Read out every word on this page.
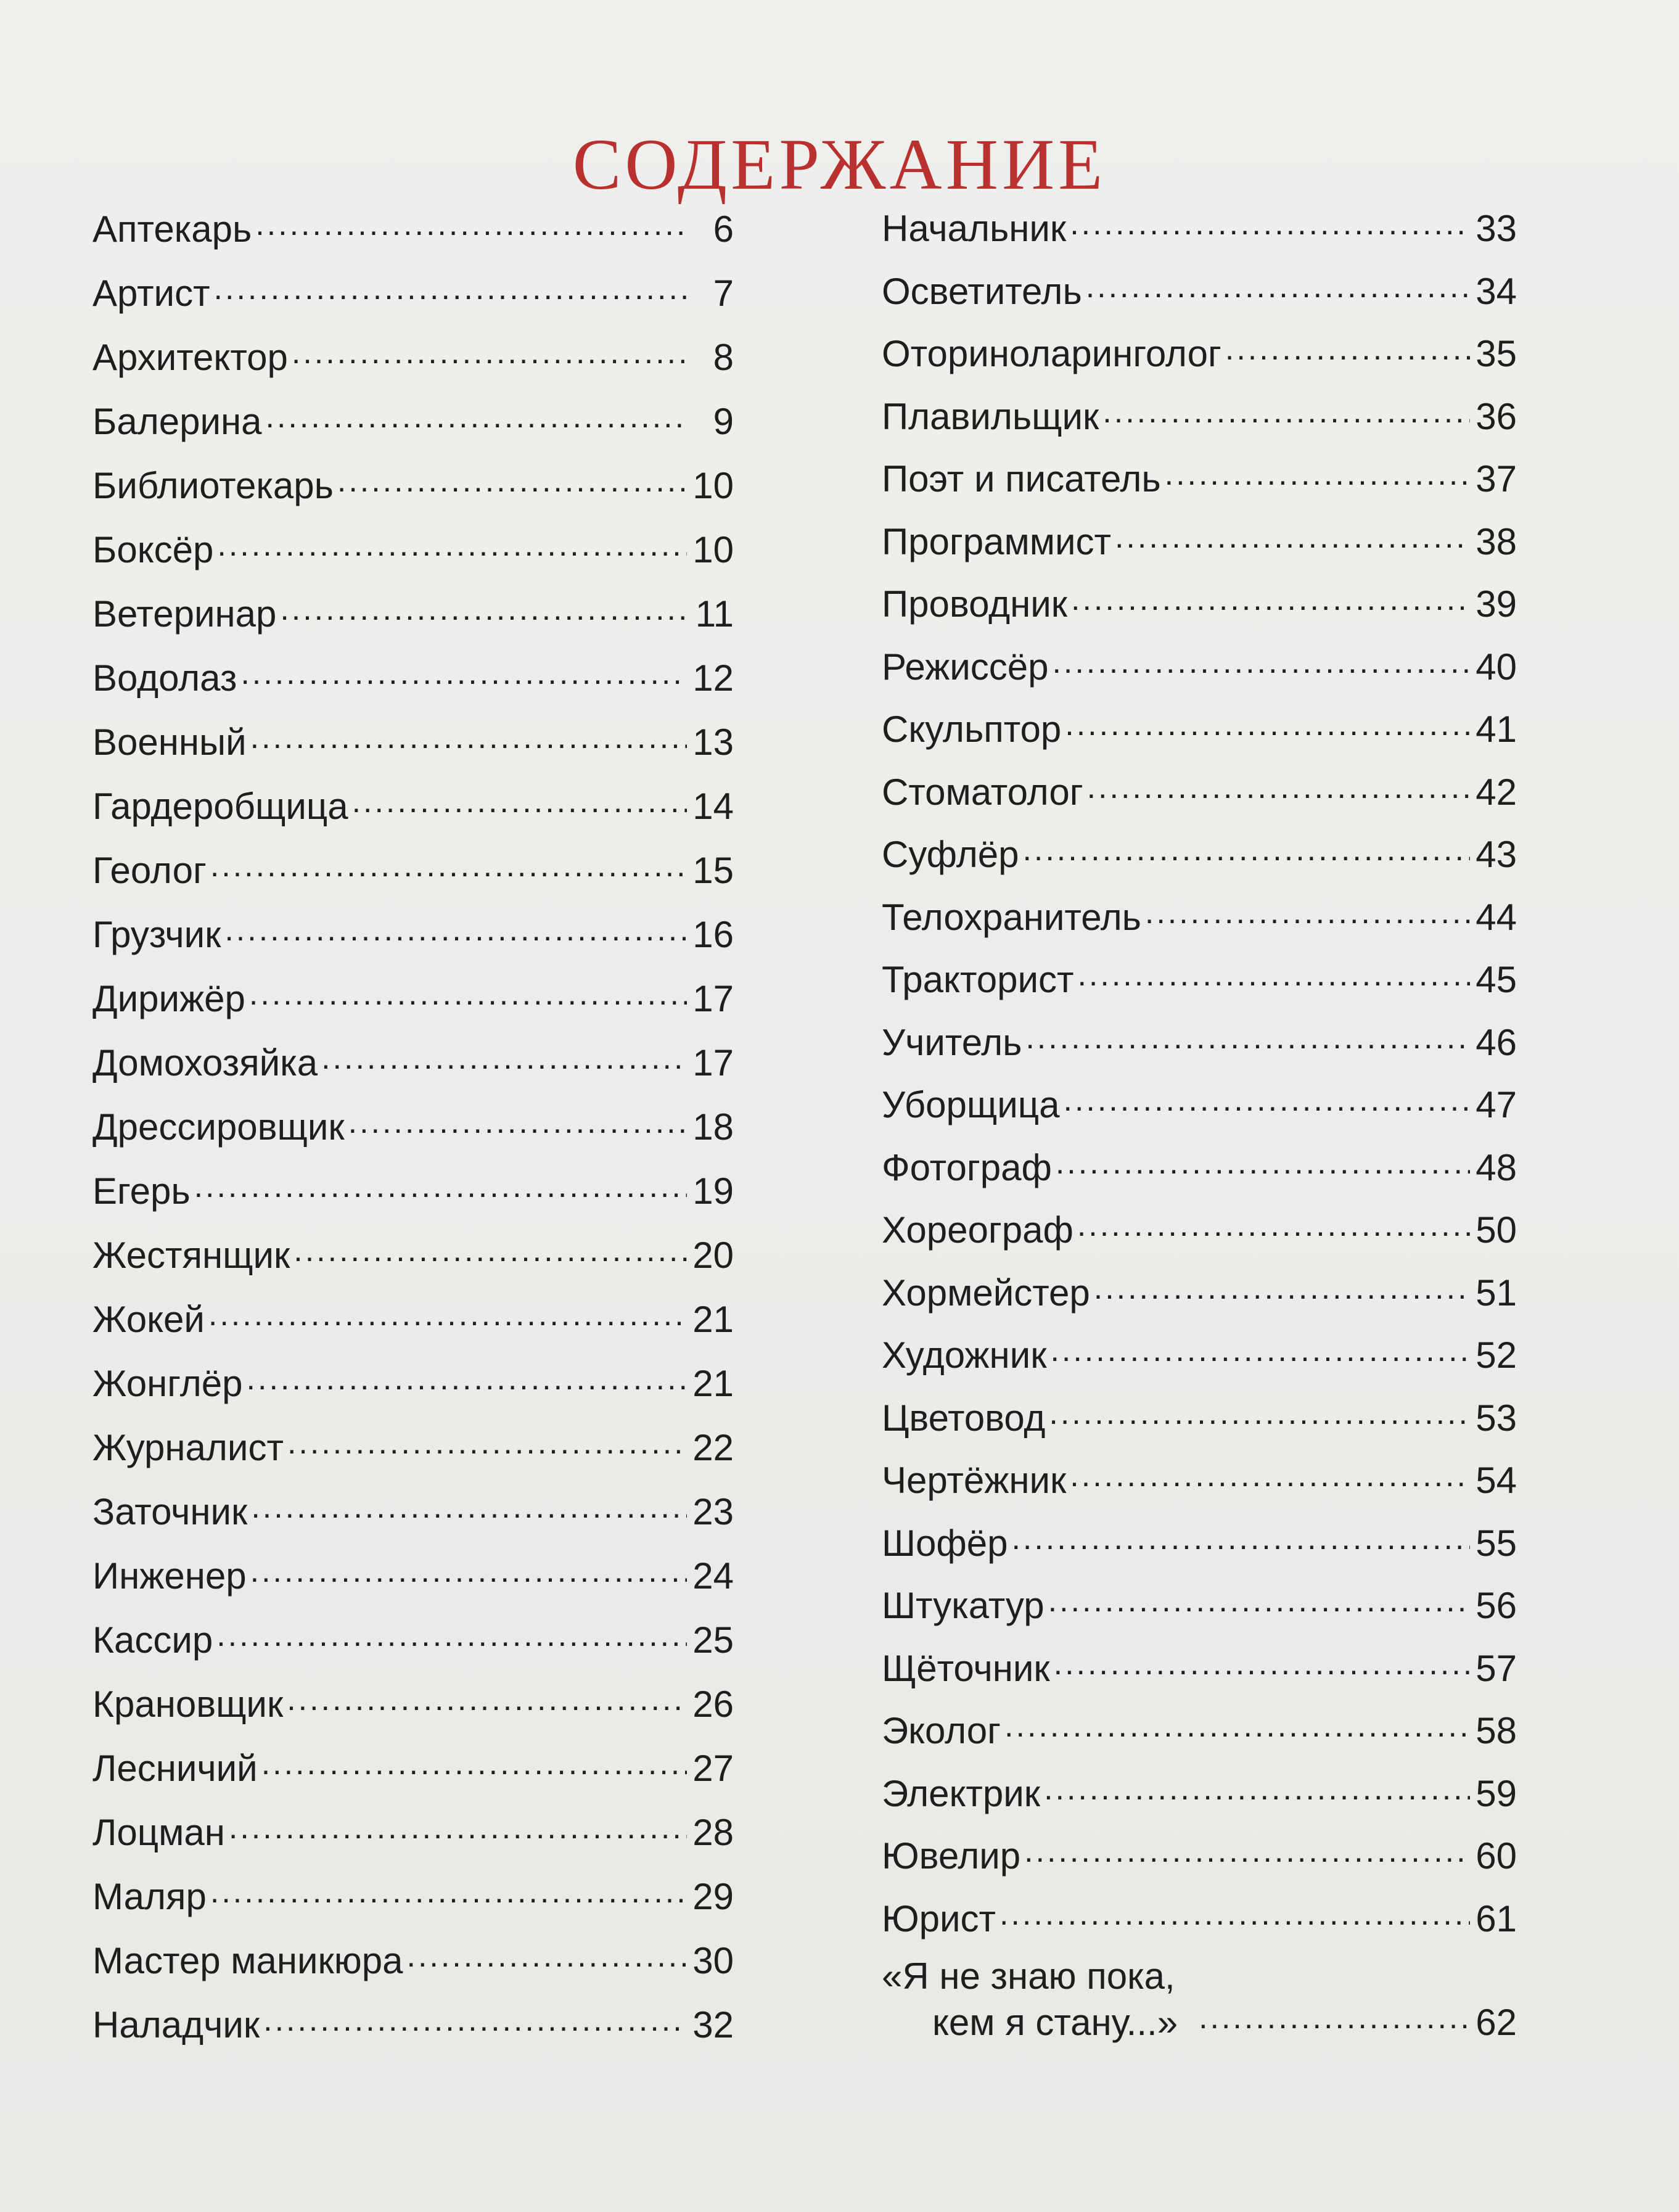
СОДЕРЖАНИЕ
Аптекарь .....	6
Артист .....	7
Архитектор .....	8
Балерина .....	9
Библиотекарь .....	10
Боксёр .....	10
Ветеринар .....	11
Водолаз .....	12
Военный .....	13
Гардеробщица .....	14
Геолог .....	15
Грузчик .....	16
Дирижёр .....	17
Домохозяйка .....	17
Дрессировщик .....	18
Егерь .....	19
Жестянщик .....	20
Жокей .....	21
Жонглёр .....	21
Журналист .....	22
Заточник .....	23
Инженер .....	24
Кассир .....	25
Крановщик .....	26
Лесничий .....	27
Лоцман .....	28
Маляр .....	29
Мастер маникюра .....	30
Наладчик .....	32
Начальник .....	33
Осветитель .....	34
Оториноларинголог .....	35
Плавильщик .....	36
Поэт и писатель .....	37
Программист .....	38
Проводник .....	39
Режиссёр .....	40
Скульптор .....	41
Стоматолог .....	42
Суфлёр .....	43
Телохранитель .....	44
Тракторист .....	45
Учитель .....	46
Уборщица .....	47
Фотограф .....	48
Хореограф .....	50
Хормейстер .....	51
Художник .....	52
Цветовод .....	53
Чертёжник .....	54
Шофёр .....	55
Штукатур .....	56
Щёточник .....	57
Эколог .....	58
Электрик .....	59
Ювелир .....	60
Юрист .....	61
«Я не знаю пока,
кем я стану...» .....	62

========

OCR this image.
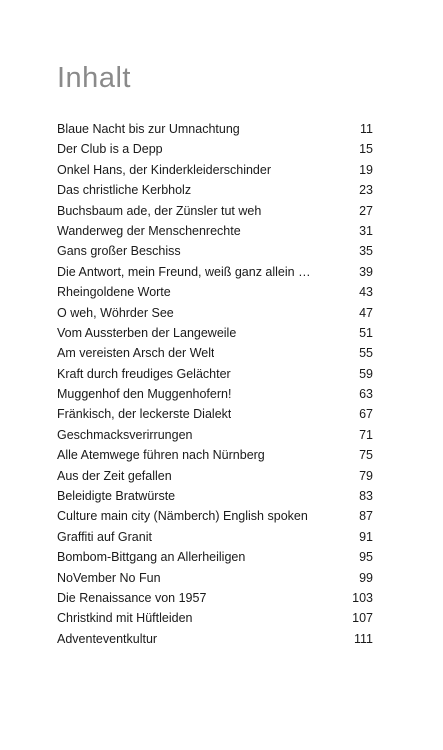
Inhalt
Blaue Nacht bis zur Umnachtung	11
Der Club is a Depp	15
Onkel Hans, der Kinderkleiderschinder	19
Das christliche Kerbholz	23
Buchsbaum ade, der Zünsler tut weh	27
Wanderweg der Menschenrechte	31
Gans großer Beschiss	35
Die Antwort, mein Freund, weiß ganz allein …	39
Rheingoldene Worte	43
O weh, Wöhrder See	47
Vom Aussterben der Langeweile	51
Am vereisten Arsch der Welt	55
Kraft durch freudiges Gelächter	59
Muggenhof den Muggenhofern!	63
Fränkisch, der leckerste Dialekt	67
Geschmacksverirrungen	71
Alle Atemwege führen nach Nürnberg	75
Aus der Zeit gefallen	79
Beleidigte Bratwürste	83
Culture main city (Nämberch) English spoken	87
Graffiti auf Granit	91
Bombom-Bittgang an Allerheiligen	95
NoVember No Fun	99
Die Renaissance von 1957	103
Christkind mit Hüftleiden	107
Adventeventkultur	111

========

Directions ▸ Which lines of the data above contain "this"? Copy each one.

Result below ▸
Read out every word on this page.
OCR this image.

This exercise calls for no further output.